What you need to do -> Sift the material for lines containing "Frequency", and return them.

Extracted records ->
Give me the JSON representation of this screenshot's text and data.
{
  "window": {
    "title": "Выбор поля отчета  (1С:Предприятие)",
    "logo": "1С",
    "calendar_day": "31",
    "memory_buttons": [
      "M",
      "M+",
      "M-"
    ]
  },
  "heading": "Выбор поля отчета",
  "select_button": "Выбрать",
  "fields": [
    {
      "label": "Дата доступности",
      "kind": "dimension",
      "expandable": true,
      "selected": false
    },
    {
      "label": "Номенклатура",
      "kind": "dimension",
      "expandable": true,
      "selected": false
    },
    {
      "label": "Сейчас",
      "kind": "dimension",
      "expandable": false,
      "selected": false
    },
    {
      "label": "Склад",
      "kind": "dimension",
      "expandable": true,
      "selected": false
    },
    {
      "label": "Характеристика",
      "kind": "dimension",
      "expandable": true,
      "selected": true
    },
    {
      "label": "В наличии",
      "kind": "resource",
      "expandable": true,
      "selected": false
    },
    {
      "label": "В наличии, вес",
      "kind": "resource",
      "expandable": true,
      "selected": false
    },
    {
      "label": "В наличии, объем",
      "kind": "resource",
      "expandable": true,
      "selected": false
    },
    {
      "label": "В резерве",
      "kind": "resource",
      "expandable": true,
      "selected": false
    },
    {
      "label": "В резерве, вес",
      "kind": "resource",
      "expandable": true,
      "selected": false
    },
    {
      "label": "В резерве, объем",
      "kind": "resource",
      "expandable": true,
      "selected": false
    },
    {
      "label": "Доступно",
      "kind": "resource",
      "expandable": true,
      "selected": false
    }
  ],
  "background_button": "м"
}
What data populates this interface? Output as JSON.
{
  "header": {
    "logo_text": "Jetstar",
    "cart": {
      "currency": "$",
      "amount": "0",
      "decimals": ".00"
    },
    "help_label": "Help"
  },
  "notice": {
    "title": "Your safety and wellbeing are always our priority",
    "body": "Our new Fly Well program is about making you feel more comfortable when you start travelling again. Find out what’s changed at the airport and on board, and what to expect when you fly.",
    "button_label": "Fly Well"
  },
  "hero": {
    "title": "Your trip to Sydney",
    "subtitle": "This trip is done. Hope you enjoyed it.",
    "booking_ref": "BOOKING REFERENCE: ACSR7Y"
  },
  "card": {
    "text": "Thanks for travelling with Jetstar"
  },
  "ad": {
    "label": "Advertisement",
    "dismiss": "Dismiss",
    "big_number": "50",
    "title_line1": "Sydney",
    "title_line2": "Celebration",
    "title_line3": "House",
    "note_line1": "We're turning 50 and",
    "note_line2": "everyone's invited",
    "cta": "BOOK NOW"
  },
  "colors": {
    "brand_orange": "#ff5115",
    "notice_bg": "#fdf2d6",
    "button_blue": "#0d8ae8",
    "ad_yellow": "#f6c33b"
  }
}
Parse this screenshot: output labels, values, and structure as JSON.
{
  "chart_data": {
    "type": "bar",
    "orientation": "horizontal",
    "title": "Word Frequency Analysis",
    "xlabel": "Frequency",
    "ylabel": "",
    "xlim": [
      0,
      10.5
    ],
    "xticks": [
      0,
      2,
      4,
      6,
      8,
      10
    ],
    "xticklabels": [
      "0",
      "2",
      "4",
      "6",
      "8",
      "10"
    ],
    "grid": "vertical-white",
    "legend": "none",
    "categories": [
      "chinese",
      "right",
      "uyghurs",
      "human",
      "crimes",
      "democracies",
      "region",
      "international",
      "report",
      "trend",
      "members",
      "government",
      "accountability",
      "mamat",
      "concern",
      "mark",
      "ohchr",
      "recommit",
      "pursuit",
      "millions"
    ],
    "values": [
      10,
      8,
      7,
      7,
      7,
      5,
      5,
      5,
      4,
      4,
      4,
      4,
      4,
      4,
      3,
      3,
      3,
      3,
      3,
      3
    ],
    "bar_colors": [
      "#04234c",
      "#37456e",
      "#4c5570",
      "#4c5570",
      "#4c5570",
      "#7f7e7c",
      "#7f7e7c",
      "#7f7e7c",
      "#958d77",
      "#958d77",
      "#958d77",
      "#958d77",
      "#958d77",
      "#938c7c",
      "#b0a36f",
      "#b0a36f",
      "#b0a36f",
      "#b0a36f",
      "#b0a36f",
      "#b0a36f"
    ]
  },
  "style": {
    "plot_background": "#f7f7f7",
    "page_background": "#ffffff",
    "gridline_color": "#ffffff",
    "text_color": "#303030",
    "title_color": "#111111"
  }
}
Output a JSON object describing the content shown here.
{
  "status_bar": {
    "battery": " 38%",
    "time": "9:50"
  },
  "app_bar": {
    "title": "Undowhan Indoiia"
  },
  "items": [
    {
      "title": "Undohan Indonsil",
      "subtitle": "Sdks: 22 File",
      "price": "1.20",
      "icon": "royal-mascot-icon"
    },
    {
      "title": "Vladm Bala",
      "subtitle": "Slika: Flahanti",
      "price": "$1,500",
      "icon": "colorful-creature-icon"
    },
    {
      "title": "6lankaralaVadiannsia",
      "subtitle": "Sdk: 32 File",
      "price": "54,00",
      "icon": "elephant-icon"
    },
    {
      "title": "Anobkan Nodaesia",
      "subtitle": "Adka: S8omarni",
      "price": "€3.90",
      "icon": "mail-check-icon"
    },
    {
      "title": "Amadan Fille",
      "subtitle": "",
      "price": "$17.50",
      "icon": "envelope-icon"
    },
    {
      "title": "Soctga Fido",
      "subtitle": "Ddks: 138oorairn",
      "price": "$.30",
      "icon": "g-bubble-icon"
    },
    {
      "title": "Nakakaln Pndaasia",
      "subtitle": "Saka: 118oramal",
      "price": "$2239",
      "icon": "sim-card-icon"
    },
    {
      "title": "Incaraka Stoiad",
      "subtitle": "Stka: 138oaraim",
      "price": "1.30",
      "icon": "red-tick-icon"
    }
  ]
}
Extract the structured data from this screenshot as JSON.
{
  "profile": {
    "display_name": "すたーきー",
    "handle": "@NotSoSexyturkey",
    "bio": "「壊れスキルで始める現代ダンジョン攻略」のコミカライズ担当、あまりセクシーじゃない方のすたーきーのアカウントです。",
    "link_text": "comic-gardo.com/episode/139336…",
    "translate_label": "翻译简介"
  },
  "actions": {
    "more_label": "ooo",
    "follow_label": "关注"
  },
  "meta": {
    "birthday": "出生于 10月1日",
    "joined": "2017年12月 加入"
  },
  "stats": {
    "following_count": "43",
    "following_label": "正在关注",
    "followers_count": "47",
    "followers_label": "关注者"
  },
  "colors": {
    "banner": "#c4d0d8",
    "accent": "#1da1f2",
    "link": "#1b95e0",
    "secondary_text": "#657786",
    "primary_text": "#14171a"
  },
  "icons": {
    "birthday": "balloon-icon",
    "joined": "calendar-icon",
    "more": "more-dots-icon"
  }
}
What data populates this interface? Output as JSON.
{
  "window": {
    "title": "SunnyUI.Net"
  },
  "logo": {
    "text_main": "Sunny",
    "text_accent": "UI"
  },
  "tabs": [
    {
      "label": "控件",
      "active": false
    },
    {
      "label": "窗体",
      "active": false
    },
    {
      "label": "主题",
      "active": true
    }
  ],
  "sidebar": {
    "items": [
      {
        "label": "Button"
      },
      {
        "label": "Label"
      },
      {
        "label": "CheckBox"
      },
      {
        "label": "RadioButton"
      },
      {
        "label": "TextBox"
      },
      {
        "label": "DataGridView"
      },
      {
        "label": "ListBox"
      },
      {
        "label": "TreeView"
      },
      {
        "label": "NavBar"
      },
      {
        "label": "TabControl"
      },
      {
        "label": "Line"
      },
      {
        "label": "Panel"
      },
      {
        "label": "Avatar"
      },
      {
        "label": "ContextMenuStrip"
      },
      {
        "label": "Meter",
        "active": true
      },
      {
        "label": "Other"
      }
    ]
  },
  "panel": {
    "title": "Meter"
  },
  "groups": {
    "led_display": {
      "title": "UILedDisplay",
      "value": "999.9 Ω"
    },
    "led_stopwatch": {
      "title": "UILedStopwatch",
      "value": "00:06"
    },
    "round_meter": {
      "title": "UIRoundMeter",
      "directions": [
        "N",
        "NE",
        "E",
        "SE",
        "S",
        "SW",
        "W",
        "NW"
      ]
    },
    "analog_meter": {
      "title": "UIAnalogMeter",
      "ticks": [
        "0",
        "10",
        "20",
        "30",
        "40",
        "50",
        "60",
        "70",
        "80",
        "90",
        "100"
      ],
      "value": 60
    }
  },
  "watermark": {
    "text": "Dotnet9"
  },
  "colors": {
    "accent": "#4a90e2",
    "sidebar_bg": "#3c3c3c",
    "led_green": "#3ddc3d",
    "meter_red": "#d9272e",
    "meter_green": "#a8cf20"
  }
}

The solution ->
    "title": "Word Frequency Analysis",
    "xlabel": "Frequency",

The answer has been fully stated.